Begin DATA SECTION

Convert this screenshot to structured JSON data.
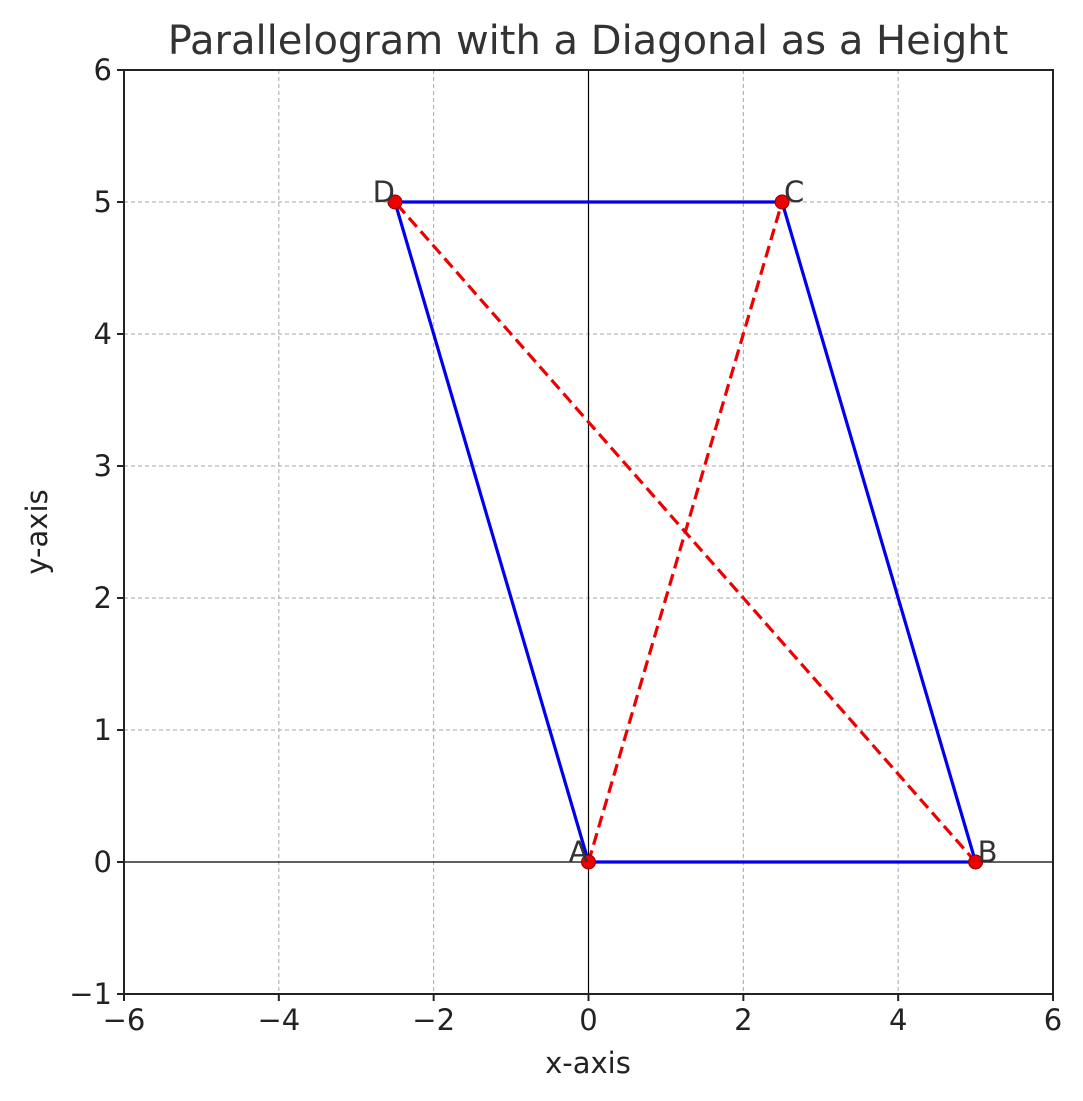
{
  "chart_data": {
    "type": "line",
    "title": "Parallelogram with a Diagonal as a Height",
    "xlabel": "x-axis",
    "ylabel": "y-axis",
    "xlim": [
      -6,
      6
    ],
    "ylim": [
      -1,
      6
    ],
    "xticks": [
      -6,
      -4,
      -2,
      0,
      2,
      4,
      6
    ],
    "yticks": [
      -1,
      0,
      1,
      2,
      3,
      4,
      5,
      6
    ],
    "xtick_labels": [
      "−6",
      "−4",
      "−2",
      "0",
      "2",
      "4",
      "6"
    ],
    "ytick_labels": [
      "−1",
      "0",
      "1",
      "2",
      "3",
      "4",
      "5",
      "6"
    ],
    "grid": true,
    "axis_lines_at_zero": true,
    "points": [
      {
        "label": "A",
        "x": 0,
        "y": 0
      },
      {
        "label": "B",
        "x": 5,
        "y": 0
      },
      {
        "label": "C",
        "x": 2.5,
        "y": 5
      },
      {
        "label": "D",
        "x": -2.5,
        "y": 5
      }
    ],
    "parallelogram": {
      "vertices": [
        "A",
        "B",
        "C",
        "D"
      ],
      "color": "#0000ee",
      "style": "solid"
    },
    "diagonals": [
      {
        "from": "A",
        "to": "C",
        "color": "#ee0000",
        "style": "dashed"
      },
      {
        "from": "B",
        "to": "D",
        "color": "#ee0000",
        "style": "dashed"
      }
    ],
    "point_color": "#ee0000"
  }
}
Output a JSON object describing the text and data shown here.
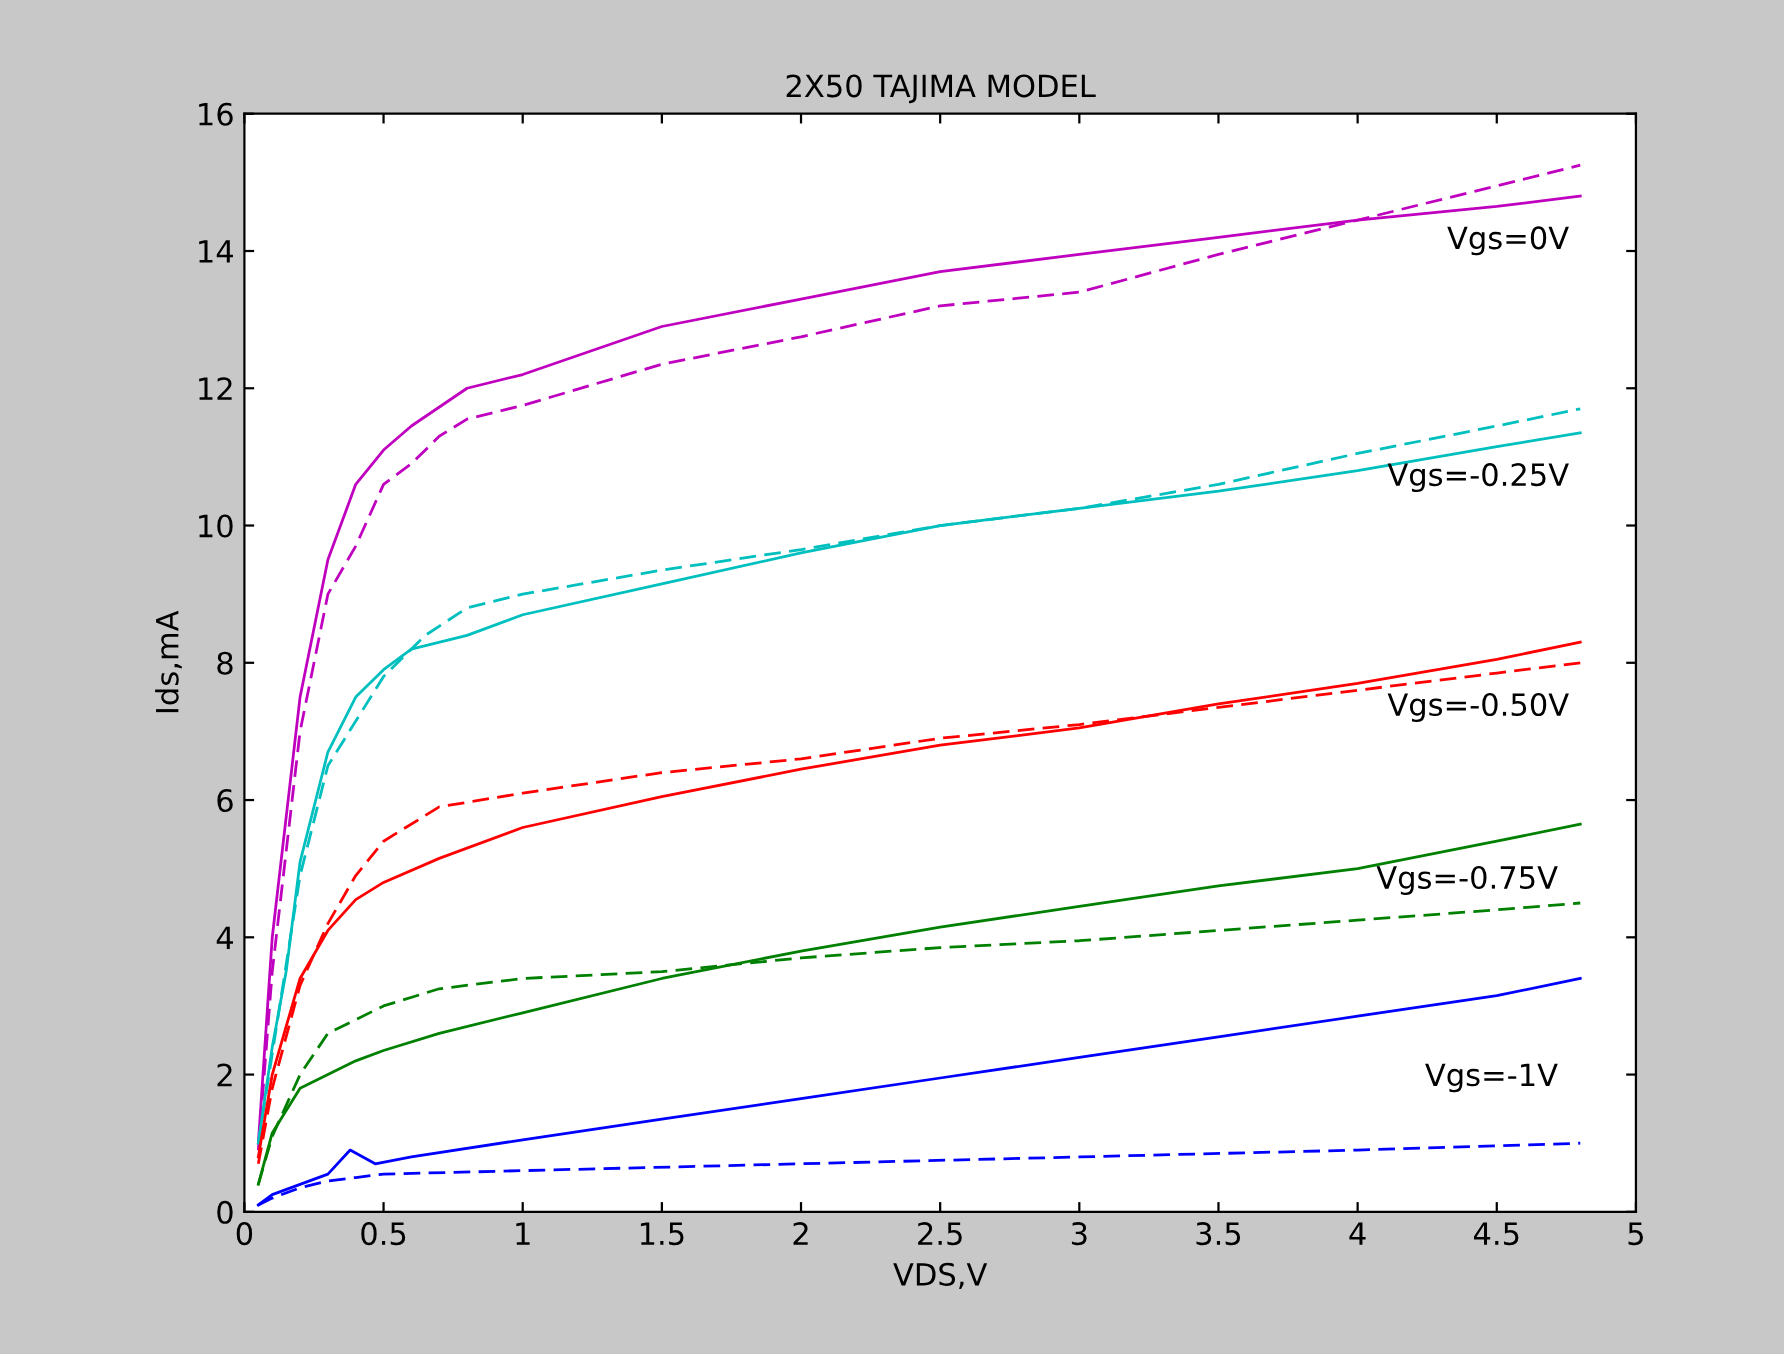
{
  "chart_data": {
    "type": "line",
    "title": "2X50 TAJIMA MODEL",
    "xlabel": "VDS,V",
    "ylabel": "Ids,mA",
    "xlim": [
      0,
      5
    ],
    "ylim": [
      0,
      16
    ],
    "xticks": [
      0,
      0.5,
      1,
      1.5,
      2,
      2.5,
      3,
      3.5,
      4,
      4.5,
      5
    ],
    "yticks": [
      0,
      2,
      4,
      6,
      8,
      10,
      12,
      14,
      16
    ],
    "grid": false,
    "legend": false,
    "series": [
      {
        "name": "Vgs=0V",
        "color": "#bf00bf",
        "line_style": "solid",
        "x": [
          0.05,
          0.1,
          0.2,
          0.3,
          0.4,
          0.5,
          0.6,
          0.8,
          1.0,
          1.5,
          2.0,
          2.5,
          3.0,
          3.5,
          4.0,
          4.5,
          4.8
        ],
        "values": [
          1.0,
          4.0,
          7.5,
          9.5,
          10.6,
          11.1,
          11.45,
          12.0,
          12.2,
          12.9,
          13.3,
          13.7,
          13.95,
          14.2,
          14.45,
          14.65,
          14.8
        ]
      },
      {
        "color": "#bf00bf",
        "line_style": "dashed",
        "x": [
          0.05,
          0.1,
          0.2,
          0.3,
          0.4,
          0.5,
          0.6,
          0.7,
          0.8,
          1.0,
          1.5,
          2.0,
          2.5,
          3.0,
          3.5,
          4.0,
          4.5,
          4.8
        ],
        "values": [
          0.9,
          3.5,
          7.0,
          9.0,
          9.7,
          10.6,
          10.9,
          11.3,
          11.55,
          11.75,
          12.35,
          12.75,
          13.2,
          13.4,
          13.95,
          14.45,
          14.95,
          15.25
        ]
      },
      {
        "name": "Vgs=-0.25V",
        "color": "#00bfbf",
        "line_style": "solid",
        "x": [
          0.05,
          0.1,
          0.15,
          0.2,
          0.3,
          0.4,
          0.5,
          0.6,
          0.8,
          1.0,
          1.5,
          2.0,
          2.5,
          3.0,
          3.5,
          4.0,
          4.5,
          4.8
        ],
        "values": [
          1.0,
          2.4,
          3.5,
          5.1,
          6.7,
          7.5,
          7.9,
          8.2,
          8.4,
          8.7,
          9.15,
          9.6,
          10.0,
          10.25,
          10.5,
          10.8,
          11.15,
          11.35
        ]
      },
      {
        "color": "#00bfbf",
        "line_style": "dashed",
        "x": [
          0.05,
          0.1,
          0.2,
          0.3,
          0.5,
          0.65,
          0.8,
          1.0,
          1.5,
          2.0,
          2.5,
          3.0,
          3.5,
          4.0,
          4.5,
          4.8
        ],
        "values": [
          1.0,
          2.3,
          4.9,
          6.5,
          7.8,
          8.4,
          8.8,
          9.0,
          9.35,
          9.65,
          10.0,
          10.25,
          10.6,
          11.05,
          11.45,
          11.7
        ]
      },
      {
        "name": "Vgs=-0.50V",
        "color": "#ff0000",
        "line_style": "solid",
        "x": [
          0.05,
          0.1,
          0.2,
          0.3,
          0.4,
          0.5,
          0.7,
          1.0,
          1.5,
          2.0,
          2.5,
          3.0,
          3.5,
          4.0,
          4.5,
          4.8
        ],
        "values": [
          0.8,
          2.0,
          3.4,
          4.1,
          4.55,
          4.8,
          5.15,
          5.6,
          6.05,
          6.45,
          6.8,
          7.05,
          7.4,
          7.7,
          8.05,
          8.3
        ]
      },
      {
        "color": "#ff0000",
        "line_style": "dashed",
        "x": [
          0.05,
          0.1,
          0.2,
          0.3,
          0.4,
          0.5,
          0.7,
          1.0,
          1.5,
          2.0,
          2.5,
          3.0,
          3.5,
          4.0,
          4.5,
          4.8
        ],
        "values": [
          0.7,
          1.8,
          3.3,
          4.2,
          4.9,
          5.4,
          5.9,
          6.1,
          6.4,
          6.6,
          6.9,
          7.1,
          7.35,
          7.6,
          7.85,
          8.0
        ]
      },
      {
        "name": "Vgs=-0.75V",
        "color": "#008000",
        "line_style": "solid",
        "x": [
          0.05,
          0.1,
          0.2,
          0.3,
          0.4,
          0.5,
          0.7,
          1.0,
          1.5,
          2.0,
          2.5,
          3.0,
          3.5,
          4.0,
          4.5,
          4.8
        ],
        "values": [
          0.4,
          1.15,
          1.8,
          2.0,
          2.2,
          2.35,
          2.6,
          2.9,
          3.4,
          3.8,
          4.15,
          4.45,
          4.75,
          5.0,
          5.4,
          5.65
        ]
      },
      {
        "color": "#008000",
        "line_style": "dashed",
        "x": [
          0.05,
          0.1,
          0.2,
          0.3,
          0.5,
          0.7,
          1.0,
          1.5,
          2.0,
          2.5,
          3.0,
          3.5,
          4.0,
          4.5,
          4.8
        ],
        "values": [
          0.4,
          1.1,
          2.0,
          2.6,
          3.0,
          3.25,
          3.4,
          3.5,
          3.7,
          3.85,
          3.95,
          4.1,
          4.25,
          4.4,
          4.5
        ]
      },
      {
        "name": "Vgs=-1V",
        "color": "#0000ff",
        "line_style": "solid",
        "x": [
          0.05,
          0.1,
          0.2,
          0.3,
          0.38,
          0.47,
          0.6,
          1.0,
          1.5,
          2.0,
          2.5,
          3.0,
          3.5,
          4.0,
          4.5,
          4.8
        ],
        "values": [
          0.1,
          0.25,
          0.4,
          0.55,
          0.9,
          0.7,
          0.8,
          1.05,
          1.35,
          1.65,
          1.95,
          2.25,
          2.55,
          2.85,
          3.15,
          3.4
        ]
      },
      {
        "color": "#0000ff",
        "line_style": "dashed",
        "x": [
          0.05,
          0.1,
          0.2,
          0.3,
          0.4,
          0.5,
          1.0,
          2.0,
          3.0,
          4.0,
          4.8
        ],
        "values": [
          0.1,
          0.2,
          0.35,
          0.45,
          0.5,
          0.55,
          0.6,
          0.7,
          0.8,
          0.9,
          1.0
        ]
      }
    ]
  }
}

End DATA SECTION

DIRECTIONS FOR THIS TASK:
Using the records above, pull out each line where the word "title" occurs.

SOLVED PROBLEM:
    "title": "Parallelogram with a Diagonal as a Height",
    "title": "2X50 TAJIMA MODEL",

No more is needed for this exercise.